▸ Provided information:
##########

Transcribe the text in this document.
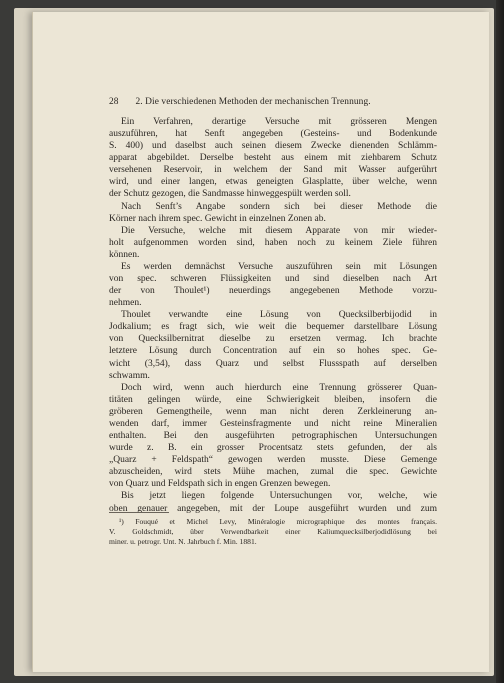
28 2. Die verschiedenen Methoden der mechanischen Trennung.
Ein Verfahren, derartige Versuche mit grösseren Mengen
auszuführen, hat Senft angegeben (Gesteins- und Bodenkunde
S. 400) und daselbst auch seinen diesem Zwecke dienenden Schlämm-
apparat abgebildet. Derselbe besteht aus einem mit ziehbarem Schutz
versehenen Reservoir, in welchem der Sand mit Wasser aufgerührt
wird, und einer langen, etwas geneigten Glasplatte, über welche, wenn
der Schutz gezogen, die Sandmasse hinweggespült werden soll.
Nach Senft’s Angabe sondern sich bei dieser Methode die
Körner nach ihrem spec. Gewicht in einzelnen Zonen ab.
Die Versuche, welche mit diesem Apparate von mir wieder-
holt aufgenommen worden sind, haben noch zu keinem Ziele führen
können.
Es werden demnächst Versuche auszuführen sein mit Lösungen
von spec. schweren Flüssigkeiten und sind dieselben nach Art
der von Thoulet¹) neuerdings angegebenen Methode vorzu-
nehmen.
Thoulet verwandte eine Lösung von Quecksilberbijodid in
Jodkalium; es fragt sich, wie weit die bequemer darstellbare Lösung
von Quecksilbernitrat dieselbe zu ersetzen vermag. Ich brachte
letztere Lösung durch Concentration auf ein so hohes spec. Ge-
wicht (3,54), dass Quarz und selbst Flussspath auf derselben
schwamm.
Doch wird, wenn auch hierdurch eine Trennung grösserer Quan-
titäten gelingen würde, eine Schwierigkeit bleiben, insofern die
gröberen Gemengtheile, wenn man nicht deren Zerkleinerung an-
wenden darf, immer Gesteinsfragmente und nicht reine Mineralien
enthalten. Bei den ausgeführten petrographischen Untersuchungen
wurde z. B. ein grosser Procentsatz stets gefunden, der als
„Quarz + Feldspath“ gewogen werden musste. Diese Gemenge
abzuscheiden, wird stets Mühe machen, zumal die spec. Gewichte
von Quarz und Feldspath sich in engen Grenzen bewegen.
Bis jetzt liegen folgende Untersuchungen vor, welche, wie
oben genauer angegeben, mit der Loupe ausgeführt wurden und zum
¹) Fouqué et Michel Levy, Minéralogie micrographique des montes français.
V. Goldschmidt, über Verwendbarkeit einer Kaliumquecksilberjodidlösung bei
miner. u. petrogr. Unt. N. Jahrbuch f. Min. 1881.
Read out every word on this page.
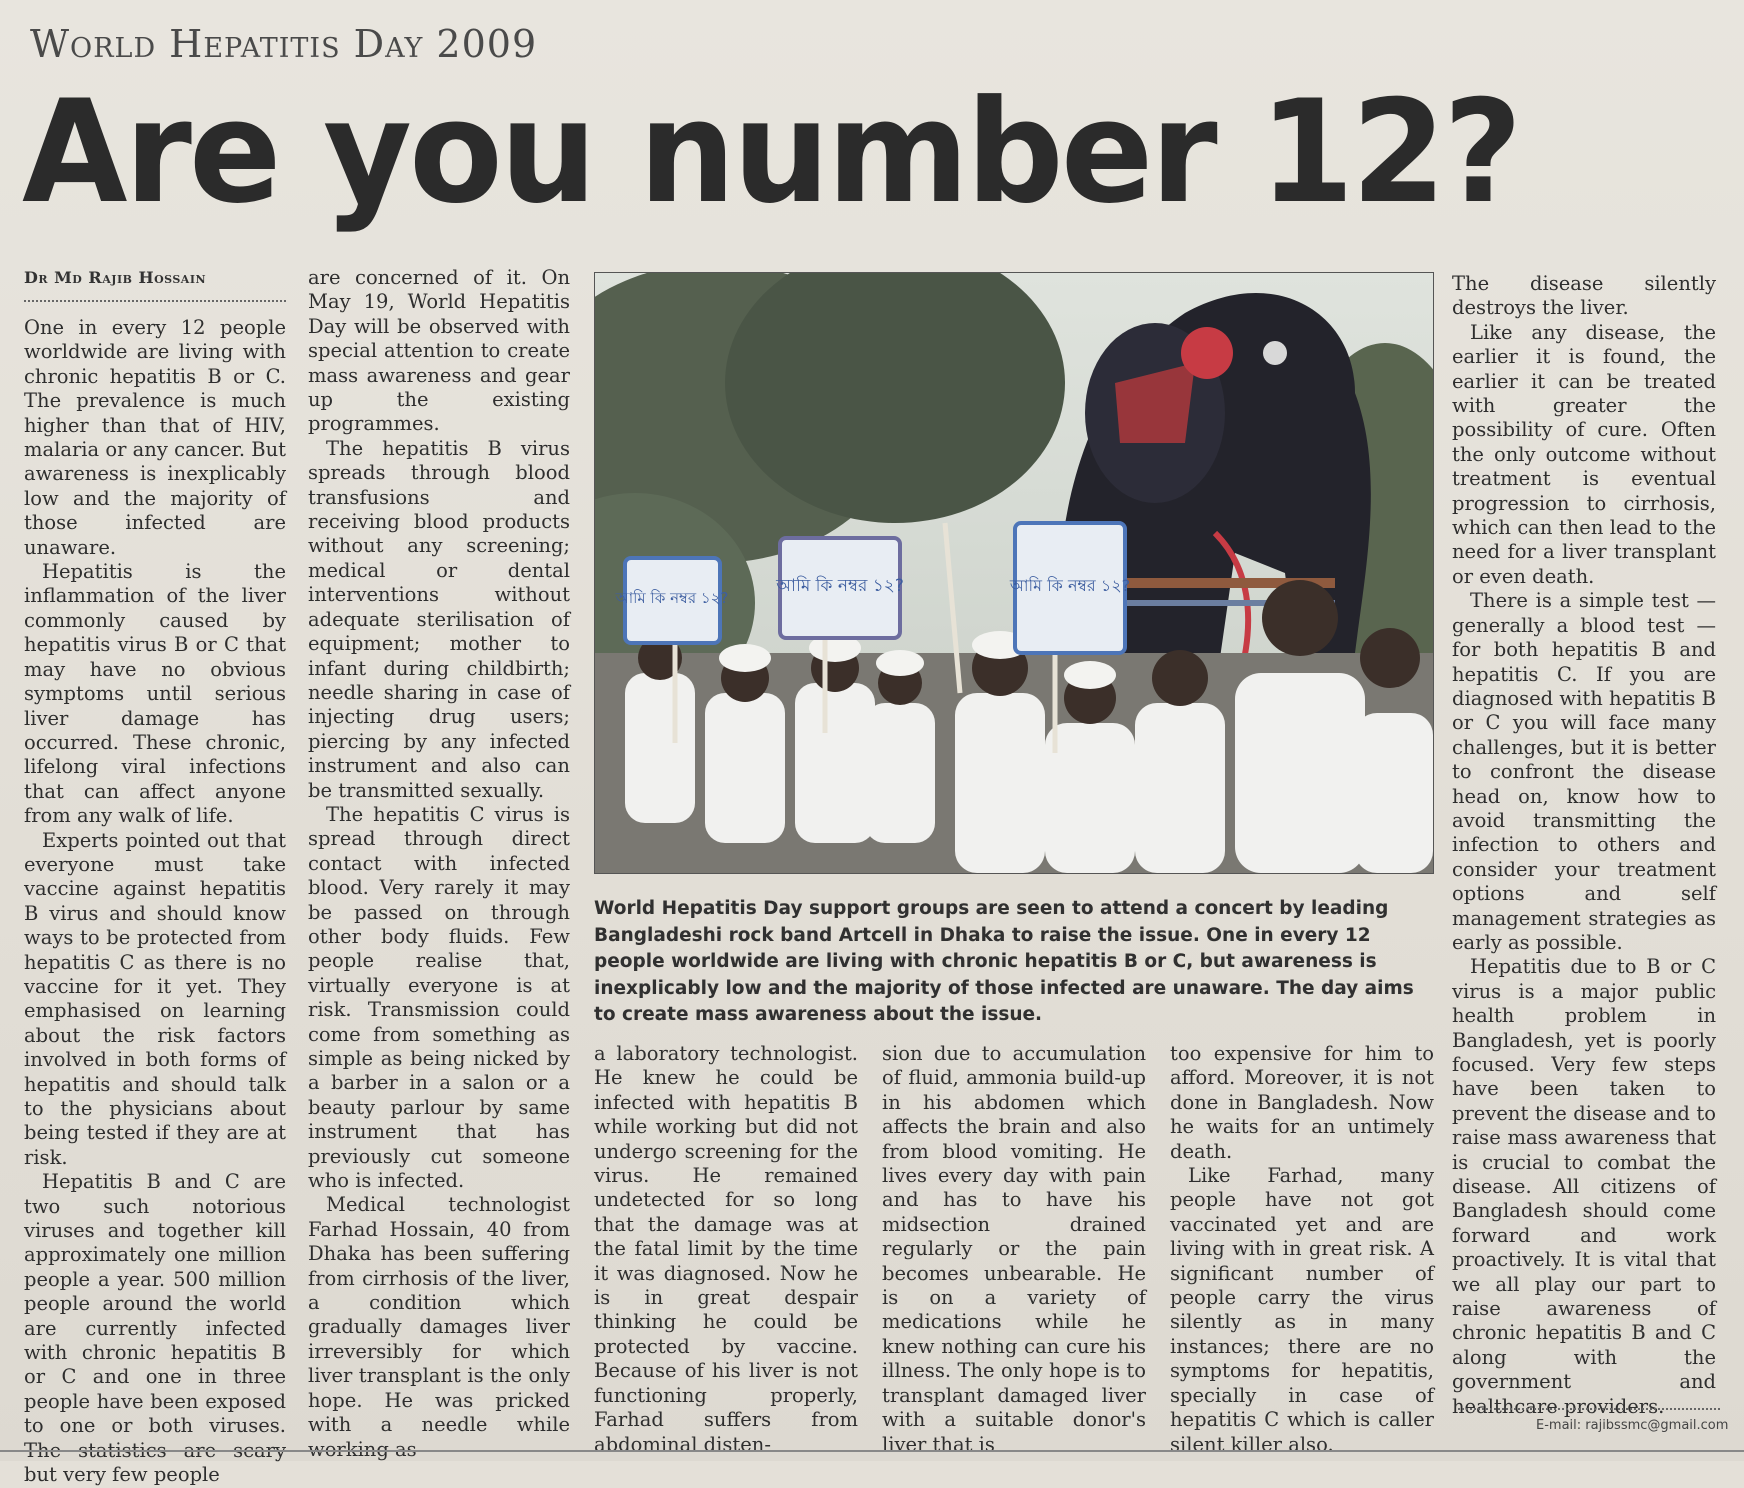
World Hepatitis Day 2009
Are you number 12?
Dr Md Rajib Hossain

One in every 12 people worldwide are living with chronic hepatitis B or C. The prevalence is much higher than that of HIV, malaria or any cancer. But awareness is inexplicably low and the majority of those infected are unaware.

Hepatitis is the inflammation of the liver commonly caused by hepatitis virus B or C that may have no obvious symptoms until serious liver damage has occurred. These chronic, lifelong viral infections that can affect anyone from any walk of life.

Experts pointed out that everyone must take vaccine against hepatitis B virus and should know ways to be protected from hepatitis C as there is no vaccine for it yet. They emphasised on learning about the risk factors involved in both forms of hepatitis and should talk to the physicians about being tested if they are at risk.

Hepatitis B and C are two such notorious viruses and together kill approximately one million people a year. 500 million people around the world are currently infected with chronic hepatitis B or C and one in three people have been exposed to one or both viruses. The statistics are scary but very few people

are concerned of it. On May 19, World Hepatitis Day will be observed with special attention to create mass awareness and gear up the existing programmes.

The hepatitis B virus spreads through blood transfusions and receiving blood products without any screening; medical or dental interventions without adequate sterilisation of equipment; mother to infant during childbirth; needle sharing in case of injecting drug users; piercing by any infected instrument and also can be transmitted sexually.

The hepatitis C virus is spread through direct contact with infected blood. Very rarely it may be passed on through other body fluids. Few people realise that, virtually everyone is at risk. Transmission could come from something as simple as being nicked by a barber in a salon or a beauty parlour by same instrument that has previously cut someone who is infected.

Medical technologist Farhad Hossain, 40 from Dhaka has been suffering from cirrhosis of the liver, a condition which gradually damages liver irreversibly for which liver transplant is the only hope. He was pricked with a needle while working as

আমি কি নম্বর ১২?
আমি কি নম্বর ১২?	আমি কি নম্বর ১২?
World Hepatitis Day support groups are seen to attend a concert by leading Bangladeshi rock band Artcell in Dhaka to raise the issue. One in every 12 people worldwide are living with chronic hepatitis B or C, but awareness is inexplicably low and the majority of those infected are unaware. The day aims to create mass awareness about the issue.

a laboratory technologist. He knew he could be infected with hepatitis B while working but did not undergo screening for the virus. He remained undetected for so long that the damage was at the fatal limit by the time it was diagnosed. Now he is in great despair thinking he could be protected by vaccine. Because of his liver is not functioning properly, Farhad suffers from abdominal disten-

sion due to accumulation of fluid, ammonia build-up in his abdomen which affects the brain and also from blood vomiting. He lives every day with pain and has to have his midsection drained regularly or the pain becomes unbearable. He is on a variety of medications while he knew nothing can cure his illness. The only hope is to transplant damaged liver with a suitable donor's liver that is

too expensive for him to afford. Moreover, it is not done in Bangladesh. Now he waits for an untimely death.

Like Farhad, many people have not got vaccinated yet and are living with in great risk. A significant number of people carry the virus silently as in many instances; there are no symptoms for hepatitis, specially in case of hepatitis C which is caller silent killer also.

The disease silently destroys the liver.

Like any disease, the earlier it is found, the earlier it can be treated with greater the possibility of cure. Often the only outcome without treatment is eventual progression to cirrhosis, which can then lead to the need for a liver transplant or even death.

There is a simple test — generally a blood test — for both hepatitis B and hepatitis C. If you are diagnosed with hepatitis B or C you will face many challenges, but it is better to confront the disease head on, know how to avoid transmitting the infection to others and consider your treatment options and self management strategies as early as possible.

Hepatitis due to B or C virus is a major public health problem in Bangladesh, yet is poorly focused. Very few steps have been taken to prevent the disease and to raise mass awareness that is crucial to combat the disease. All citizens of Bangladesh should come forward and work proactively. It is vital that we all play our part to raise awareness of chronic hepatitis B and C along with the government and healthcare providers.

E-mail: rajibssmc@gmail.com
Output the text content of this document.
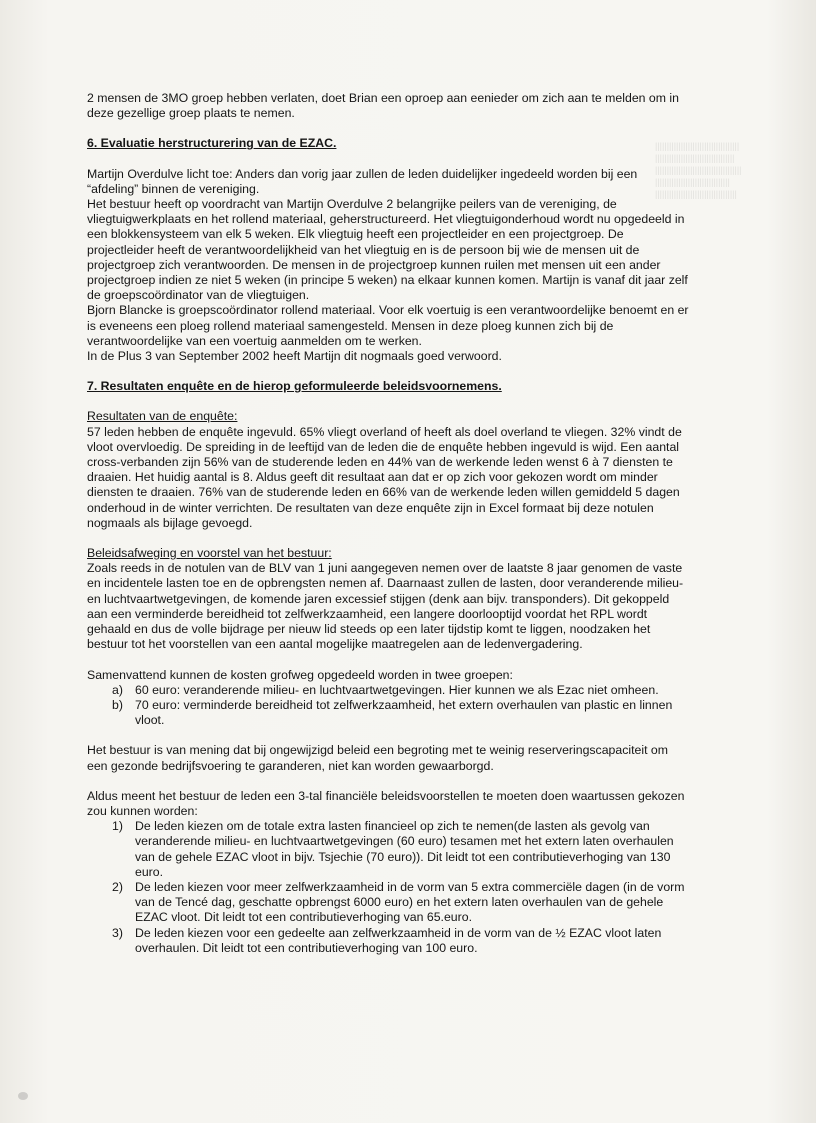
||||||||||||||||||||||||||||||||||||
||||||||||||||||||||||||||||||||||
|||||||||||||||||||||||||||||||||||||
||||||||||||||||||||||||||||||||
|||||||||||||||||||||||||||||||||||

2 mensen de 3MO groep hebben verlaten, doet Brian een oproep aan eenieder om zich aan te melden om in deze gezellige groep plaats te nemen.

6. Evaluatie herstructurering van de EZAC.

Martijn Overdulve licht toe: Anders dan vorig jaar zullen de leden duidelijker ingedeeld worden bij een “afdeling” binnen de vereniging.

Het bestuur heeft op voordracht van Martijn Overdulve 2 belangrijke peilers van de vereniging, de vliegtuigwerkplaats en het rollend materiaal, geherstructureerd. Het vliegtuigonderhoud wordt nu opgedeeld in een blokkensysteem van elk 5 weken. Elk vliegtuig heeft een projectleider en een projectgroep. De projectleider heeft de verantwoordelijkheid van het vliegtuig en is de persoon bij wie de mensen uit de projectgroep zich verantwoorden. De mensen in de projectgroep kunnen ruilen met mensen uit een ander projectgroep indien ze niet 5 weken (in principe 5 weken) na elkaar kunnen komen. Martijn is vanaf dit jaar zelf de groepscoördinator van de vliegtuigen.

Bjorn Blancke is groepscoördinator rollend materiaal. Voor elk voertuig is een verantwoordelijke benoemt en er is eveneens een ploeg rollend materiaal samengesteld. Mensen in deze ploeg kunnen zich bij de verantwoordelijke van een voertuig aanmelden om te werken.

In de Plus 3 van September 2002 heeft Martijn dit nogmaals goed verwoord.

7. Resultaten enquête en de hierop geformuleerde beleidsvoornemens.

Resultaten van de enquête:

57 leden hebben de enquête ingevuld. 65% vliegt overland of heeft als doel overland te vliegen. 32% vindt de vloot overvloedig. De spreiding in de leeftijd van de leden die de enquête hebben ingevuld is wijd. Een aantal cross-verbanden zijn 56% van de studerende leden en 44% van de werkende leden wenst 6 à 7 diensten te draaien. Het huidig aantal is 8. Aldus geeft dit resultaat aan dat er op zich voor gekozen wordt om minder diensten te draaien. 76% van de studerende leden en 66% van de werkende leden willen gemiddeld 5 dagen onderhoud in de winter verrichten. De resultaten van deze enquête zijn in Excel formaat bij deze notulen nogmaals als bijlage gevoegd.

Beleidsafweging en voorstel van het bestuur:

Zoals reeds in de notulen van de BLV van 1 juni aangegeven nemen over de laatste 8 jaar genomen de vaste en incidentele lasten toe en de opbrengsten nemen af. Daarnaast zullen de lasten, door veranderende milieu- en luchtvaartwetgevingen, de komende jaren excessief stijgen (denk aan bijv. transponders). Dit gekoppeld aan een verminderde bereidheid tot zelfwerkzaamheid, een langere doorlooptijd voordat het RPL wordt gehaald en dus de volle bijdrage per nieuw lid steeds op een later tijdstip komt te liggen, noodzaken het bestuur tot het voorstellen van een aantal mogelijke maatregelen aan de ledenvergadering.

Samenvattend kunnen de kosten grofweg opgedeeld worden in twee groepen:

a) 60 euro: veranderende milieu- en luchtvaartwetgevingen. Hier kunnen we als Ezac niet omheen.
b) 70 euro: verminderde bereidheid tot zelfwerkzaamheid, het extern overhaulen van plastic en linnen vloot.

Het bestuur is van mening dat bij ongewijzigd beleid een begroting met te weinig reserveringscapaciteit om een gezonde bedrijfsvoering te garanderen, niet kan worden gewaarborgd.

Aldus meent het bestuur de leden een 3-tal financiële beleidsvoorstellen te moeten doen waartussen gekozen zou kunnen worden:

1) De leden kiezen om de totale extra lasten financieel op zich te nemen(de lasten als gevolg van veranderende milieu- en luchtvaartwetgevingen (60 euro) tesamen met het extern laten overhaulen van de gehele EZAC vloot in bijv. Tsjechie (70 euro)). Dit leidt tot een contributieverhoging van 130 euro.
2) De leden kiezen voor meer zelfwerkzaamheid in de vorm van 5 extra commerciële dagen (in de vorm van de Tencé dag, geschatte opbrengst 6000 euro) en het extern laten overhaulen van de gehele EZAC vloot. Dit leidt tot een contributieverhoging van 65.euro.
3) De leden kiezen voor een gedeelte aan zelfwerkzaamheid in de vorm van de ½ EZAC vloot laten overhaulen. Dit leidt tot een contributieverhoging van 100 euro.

##########

▸ Task to carry out:
State the number of lines above that hold the word "Quarz", and say nothing else.

▸ Task result:
3